*Task goal:* Copy out every line in the entries below that includes "rest".

>> BEGIN Records supplied

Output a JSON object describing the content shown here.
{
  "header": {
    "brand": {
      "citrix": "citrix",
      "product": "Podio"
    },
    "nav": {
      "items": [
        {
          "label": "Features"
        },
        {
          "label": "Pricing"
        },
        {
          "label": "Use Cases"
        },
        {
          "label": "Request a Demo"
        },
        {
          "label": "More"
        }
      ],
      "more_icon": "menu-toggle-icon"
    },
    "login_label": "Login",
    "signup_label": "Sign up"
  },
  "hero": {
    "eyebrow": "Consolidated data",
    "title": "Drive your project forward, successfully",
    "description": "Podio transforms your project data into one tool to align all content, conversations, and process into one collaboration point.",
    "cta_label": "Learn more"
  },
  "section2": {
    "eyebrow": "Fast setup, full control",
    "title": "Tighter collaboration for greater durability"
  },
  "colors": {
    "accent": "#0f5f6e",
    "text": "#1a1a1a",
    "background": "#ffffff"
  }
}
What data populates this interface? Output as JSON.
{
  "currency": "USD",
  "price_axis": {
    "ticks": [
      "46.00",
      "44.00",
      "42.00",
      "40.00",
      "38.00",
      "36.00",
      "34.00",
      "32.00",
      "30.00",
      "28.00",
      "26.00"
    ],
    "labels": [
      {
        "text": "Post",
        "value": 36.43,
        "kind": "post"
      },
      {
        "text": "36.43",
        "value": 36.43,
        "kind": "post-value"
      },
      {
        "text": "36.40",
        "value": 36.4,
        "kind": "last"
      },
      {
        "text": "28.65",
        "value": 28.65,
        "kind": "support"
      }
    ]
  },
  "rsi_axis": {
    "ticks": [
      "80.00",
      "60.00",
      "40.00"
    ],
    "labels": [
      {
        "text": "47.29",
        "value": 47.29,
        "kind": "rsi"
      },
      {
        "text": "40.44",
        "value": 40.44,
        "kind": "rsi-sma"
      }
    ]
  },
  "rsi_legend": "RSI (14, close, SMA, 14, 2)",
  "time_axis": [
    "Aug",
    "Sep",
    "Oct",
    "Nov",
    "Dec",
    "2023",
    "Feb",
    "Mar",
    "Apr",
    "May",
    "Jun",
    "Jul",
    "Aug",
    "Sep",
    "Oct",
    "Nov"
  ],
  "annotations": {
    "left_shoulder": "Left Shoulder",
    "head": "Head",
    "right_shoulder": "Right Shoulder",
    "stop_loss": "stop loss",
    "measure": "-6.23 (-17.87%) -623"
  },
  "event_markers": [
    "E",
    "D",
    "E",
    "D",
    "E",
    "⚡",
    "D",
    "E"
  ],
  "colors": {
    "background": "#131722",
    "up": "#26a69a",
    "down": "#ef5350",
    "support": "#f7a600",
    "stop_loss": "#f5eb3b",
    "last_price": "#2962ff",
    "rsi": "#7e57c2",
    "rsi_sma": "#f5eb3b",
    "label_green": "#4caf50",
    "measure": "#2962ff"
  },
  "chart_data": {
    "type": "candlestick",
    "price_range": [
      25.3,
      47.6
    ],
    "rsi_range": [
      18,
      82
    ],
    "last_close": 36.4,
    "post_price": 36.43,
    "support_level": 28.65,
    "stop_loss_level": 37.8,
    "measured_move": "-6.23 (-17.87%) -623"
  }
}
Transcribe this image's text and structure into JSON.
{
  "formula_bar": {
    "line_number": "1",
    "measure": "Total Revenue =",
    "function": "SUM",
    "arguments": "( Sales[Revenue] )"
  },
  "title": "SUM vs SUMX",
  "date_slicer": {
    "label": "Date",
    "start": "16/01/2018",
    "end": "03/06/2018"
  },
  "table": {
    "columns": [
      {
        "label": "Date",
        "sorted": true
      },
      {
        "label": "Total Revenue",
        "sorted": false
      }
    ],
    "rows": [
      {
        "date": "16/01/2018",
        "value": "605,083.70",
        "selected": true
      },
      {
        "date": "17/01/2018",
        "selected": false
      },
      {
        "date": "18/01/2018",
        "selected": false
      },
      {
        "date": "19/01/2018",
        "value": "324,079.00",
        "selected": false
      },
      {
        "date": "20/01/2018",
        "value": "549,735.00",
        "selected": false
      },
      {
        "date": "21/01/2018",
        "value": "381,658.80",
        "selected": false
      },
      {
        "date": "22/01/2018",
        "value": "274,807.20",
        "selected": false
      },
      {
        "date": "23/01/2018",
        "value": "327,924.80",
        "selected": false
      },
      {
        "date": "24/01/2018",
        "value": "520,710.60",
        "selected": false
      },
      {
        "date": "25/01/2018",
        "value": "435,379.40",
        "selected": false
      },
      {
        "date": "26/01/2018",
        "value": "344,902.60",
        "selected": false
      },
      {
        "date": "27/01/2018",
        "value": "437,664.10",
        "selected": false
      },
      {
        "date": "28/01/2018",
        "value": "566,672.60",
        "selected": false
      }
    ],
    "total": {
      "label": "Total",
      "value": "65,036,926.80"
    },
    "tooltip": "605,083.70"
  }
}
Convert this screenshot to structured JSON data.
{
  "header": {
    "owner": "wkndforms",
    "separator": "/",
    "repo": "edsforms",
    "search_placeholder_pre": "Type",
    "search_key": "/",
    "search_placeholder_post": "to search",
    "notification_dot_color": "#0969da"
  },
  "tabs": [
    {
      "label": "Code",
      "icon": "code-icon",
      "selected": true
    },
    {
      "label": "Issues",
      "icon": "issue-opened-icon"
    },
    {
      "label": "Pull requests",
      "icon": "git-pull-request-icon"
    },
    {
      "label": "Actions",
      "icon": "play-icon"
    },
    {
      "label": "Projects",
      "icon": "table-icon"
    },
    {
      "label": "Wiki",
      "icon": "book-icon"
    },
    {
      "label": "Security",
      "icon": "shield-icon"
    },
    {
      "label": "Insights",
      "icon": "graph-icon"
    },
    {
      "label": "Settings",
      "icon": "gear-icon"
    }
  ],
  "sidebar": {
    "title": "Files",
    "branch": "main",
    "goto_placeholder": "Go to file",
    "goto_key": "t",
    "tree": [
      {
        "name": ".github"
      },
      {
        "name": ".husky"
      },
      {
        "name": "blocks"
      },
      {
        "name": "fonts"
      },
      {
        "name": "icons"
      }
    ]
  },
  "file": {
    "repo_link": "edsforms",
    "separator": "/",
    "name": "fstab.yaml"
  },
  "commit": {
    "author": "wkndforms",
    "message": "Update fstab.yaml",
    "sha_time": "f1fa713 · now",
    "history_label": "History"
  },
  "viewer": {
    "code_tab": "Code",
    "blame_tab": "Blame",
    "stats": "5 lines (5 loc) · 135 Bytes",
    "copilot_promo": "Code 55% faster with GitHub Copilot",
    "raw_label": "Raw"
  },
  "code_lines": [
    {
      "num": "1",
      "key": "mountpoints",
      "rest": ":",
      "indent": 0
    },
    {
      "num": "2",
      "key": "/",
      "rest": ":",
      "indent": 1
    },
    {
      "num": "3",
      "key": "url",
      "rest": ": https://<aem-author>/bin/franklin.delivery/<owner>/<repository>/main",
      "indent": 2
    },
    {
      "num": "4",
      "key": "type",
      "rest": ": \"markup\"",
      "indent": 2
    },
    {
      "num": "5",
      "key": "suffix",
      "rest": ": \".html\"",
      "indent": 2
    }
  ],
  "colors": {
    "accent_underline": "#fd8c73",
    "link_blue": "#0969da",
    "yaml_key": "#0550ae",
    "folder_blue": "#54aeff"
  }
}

>> END Records supplied

*Solution to the problem:*
      "rest": ":",
      "rest": ":",
      "rest": ": https://<aem-author>/bin/franklin.delivery/<owner>/<repository>/main",
      "rest": ": \"markup\"",
      "rest": ": \".html\"",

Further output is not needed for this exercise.